• [TASK STATEMENT] Reproduce the lines of the records below verbatim, covering every record, and omit the pictures from your answer.

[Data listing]
────────

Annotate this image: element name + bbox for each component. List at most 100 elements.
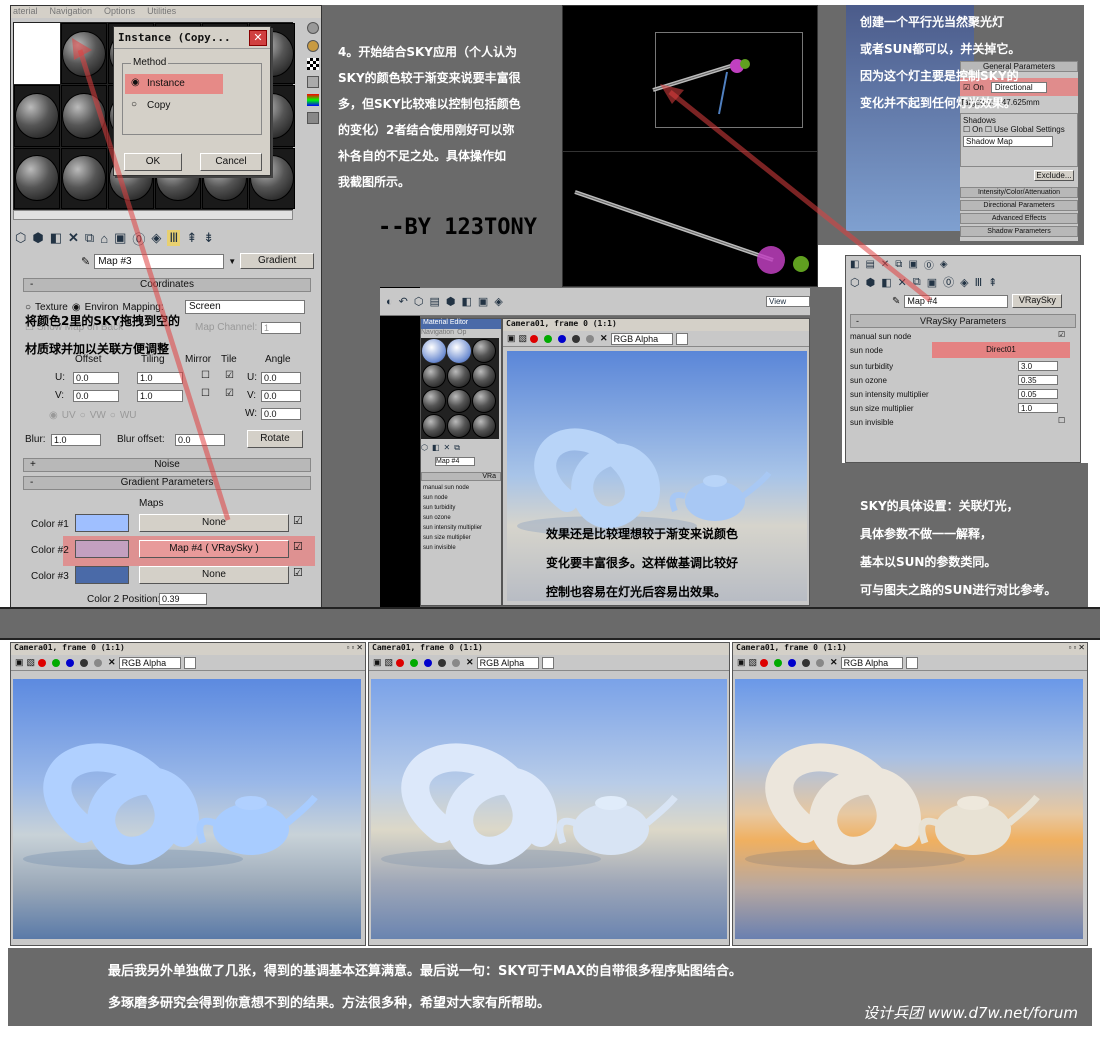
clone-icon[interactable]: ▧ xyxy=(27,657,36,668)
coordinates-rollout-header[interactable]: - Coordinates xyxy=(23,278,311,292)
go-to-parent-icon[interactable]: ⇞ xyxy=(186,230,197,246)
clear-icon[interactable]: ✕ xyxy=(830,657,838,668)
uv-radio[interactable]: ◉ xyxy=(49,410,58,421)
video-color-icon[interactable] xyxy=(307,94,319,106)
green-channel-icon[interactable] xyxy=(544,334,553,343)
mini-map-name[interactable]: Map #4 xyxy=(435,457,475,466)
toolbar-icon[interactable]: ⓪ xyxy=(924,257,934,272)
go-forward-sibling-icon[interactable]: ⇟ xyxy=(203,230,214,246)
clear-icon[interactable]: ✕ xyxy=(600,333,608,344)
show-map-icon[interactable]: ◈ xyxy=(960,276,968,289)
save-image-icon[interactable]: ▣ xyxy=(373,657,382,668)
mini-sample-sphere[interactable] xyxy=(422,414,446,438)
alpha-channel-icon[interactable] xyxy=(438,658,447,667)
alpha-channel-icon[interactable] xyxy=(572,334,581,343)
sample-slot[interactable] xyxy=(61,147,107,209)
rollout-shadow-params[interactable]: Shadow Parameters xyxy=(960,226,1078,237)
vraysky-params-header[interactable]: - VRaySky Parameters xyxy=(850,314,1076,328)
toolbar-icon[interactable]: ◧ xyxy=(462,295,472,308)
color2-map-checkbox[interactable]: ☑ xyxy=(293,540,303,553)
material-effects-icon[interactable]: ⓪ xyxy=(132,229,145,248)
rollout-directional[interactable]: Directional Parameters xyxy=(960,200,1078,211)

────────

• [SOLUTION TO THE EXERCISE]
Annotate this image: element name + bbox for each component. List at most 100 elements.
clone-icon[interactable]: ▧ xyxy=(27,657,36,668)
coordinates-rollout-header[interactable]: - Coordinates xyxy=(23,278,311,292)
go-to-parent-icon[interactable]: ⇞ xyxy=(186,230,197,246)
clear-icon[interactable]: ✕ xyxy=(830,657,838,668)
uv-radio[interactable]: ◉ xyxy=(49,410,58,421)
video-color-icon[interactable] xyxy=(307,94,319,106)
green-channel-icon[interactable] xyxy=(544,334,553,343)
mini-map-name[interactable]: Map #4 xyxy=(435,457,475,466)
toolbar-icon[interactable]: ⓪ xyxy=(924,257,934,272)
go-forward-sibling-icon[interactable]: ⇟ xyxy=(203,230,214,246)
clear-icon[interactable]: ✕ xyxy=(600,333,608,344)
show-map-icon[interactable]: ◈ xyxy=(960,276,968,289)
save-image-icon[interactable]: ▣ xyxy=(373,657,382,668)
mini-sample-sphere[interactable] xyxy=(422,414,446,438)
alpha-channel-icon[interactable] xyxy=(438,658,447,667)
alpha-channel-icon[interactable] xyxy=(572,334,581,343)
sample-slot[interactable] xyxy=(61,147,107,209)
rollout-shadow-params[interactable]: Shadow Parameters xyxy=(960,226,1078,237)
vraysky-params-header[interactable]: - VRaySky Parameters xyxy=(850,314,1076,328)
toolbar-icon[interactable]: ◧ xyxy=(462,295,472,308)
color2-map-checkbox[interactable]: ☑ xyxy=(293,540,303,553)
material-effects-icon[interactable]: ⓪ xyxy=(132,229,145,248)
rollout-directional[interactable]: Directional Parameters xyxy=(960,200,1078,211)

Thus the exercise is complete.